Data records

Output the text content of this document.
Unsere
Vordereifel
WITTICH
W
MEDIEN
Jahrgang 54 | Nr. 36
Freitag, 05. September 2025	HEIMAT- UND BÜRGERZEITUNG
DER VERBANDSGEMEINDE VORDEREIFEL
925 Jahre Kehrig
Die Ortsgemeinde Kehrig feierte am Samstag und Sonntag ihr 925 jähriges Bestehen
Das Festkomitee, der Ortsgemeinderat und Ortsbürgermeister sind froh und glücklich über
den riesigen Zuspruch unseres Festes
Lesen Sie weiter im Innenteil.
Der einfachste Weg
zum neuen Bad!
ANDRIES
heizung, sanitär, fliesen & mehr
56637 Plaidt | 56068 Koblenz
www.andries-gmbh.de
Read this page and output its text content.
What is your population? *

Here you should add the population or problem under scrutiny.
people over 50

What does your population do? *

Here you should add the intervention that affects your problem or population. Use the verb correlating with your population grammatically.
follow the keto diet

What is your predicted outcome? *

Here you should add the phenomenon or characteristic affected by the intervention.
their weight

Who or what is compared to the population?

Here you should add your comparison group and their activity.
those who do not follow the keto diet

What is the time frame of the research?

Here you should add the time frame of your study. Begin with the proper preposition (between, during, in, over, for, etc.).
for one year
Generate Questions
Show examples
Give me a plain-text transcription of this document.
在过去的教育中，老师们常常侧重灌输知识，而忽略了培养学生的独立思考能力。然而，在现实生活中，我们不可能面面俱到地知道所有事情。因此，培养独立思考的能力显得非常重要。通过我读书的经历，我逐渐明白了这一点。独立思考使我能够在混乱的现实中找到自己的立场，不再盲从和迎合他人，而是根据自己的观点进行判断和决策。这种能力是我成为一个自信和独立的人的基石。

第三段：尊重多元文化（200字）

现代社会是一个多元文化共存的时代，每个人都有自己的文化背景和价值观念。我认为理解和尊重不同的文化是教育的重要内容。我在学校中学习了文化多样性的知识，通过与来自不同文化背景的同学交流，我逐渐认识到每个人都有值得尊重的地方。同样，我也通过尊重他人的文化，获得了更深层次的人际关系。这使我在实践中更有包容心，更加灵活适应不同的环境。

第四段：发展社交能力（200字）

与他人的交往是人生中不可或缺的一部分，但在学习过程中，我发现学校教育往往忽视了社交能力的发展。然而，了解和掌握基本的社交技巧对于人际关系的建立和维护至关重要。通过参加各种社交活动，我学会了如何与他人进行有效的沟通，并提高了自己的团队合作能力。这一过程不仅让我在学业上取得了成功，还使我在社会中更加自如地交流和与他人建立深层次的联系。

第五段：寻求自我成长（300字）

● Exercise directions: Among the lines above, how many contain the string "keto"? State the number alone.

● Answer below: 2